> [Aim of the exercise]
Quote the lines of the data below verbatim, beginning at the line that contains "Give me the" and ending at the last line, both included, and excluding pictures.

::::

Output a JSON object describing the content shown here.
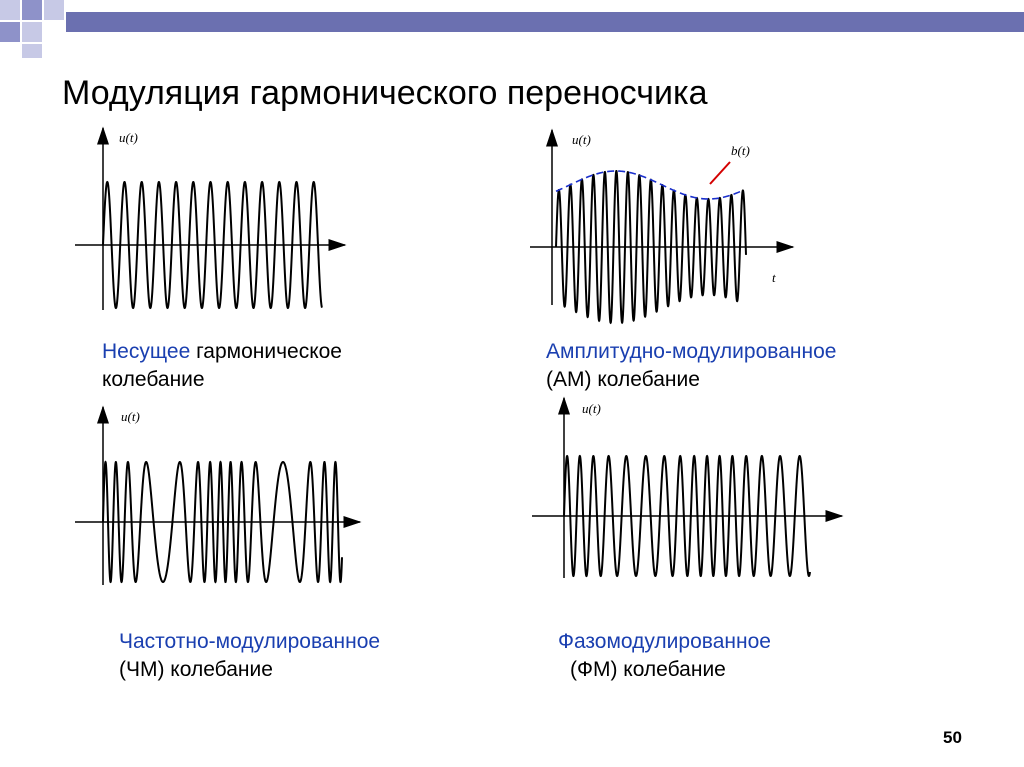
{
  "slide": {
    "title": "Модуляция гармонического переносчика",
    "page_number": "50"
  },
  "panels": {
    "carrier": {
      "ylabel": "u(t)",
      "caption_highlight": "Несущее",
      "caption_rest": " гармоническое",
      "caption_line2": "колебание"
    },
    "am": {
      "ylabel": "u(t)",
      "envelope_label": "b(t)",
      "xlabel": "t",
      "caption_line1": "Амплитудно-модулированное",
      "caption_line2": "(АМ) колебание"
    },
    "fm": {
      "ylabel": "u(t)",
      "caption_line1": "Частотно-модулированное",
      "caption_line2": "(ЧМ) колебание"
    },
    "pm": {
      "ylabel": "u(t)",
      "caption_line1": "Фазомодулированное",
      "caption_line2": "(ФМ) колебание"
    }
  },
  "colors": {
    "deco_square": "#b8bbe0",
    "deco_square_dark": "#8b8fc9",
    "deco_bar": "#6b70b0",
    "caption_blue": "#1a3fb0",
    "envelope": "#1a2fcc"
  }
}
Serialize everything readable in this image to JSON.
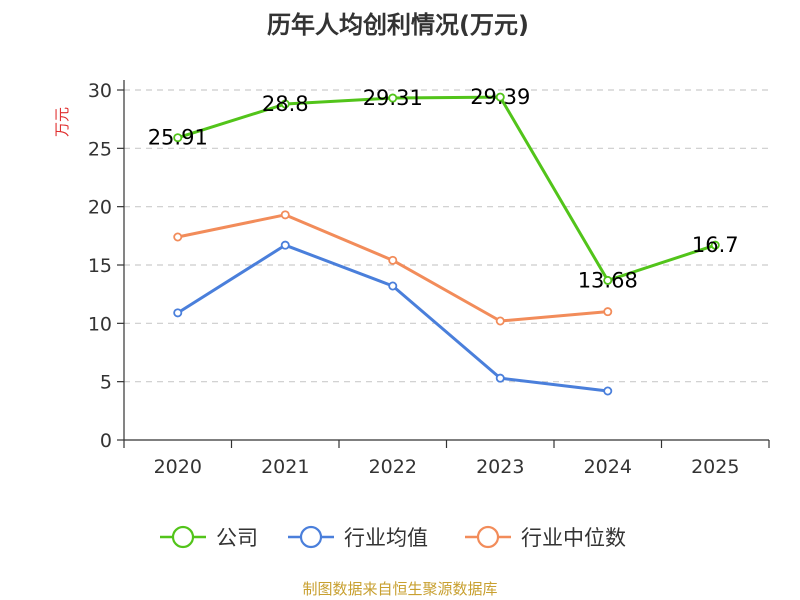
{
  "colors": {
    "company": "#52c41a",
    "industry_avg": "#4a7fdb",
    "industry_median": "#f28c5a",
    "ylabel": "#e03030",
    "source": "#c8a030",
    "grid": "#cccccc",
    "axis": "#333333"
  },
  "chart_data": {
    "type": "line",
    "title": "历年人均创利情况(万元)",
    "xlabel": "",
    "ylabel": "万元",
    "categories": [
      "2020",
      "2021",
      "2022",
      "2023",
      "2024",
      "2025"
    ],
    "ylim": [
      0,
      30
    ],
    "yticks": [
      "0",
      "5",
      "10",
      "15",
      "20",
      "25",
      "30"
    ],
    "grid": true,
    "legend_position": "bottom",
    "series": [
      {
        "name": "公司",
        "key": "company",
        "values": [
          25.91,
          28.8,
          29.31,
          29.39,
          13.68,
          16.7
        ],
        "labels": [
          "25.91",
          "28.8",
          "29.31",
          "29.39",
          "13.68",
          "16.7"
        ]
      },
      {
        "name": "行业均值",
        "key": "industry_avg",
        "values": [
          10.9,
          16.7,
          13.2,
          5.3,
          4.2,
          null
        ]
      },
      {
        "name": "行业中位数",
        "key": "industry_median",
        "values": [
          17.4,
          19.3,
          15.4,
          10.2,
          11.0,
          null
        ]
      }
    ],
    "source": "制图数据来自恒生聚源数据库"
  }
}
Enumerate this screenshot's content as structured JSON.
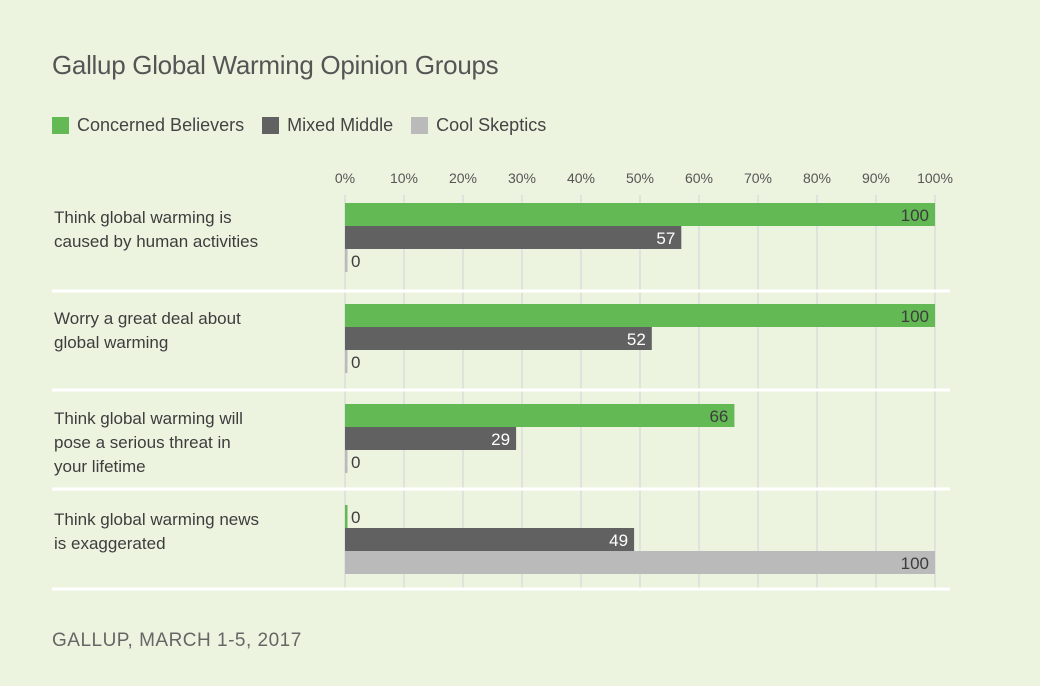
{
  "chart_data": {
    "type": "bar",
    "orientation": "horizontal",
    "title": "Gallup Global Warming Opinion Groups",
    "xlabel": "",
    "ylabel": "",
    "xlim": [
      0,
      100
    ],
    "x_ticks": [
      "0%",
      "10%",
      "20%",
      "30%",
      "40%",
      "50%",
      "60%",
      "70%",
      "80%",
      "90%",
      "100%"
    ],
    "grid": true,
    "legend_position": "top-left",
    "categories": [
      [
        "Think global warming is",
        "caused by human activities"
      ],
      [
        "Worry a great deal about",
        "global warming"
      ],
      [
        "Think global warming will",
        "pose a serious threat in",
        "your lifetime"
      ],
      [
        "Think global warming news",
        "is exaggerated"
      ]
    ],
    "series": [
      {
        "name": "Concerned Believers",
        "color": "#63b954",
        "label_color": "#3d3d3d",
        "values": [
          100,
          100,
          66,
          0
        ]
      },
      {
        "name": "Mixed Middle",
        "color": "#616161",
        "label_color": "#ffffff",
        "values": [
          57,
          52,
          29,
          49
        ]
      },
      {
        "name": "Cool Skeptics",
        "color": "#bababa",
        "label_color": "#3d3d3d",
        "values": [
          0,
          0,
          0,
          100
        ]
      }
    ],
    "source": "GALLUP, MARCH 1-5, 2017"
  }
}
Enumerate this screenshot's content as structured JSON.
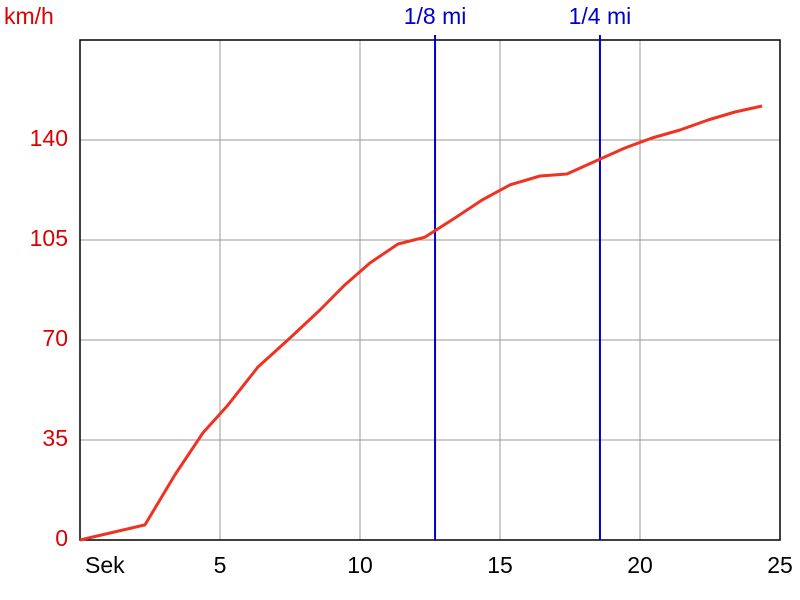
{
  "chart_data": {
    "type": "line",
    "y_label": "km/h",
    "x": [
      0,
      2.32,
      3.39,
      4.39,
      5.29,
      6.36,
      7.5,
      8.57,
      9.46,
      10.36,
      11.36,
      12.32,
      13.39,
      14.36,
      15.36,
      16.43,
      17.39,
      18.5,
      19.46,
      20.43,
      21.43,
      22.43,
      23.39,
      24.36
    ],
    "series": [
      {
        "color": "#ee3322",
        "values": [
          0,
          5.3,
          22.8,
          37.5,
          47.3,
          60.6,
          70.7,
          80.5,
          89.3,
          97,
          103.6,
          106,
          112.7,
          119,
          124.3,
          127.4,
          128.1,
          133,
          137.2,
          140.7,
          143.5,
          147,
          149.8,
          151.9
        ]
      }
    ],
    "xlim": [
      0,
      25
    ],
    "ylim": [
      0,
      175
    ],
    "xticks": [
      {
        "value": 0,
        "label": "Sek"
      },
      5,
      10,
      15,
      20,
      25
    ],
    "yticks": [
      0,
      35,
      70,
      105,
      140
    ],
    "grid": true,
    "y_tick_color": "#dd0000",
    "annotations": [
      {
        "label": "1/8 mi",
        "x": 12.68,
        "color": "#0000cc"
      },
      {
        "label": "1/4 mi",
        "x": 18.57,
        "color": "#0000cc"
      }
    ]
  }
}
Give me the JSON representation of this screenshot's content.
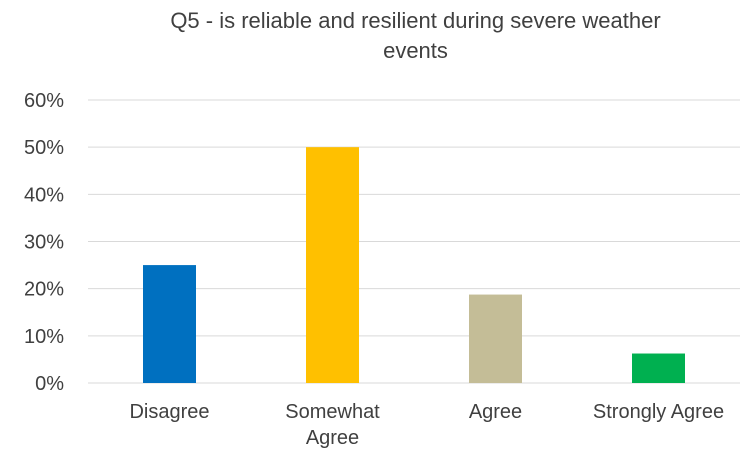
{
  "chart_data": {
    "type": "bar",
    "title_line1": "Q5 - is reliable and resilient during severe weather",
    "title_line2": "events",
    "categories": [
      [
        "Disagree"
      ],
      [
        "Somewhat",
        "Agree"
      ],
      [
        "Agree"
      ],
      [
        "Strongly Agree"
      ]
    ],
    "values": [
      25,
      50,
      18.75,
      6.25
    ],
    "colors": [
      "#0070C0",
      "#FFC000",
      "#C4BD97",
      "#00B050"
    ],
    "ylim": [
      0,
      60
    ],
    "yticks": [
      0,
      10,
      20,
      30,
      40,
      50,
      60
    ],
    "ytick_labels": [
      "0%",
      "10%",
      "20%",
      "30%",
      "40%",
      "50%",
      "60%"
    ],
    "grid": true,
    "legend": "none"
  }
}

::::

> [Exercise output]
Give me the JSON representation of this screenshot's content.
{
  "chart_data": {
    "type": "bar",
    "title_line1": "Q5 - is reliable and resilient during severe weather",
    "title_line2": "events",
    "categories": [
      [
        "Disagree"
      ],
      [
        "Somewhat",
        "Agree"
      ],
      [
        "Agree"
      ],
      [
        "Strongly Agree"
      ]
    ],
    "values": [
      25,
      50,
      18.75,
      6.25
    ],
    "colors": [
      "#0070C0",
      "#FFC000",
      "#C4BD97",
      "#00B050"
    ],
    "ylim": [
      0,
      60
    ],
    "yticks": [
      0,
      10,
      20,
      30,
      40,
      50,
      60
    ],
    "ytick_labels": [
      "0%",
      "10%",
      "20%",
      "30%",
      "40%",
      "50%",
      "60%"
    ],
    "grid": true,
    "legend": "none"
  }
}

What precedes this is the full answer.